### Your instructions
Pick out each line containing the string "highway".

### Record excerpts
........
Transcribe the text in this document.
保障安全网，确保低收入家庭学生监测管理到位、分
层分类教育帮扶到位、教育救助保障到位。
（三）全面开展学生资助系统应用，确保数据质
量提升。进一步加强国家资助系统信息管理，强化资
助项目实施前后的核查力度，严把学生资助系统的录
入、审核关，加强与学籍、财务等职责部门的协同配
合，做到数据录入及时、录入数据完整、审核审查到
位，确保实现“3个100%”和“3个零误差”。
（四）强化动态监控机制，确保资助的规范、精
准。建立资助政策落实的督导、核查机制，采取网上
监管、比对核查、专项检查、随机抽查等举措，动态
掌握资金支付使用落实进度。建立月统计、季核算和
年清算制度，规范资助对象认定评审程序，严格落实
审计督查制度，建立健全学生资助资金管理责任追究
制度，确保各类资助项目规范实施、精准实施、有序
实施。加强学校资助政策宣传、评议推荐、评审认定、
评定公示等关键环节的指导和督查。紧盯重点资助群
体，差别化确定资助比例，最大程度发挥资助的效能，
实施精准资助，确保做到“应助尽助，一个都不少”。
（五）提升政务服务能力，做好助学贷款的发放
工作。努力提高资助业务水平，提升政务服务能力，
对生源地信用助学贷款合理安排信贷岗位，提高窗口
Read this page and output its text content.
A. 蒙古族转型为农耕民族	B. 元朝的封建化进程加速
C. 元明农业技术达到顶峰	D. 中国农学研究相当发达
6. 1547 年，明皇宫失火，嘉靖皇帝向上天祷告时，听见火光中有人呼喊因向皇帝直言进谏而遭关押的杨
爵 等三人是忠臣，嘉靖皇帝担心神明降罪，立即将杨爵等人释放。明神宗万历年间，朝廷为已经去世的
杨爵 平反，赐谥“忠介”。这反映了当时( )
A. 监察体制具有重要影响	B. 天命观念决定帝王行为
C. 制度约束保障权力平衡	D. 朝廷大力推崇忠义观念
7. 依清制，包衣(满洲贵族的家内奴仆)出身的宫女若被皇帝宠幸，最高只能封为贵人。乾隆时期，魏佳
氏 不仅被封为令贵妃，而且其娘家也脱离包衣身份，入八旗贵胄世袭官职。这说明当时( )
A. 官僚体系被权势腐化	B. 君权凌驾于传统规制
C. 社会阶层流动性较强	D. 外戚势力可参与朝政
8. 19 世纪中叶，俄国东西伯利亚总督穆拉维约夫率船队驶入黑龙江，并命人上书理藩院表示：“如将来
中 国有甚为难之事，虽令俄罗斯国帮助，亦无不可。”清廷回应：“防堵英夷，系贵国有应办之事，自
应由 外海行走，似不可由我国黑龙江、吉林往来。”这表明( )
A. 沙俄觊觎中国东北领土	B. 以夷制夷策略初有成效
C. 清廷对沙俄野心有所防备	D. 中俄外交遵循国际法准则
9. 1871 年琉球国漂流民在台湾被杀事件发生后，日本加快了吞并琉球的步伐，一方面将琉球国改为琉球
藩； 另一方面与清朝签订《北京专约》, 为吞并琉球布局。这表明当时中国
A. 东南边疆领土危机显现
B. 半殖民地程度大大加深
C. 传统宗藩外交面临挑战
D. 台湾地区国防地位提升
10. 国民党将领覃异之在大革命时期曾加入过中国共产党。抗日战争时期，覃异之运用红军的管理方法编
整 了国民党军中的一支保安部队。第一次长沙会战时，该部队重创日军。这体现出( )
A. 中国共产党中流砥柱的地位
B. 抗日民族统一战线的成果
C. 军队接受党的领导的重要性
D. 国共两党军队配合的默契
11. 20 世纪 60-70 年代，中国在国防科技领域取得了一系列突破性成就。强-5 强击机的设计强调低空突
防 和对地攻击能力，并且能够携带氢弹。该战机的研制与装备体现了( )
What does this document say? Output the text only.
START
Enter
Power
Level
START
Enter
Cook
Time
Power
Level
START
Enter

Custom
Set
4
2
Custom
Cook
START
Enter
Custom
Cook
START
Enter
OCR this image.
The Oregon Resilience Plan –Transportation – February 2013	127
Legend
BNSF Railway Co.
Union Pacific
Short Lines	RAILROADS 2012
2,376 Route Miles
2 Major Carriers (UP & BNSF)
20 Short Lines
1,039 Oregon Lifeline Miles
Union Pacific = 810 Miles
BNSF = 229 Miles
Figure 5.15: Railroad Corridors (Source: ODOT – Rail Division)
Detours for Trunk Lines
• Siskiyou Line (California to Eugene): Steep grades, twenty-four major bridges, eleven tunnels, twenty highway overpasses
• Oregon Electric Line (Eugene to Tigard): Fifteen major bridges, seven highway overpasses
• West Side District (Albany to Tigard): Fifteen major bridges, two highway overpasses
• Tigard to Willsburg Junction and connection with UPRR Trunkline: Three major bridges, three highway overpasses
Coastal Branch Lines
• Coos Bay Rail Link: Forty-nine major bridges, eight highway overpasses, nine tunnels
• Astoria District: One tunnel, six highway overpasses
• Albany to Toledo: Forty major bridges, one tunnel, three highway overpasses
........
### Exercise result
• Siskiyou Line (California to Eugene): Steep grades, twenty-four major bridges, eleven tunnels, twenty highway overpasses
• Oregon Electric Line (Eugene to Tigard): Fifteen major bridges, seven highway overpasses
• West Side District (Albany to Tigard): Fifteen major bridges, two highway overpasses
• Tigard to Willsburg Junction and connection with UPRR Trunkline: Three major bridges, three highway overpasses
• Coos Bay Rail Link: Forty-nine major bridges, eight highway overpasses, nine tunnels
• Astoria District: One tunnel, six highway overpasses
• Albany to Toledo: Forty major bridges, one tunnel, three highway overpasses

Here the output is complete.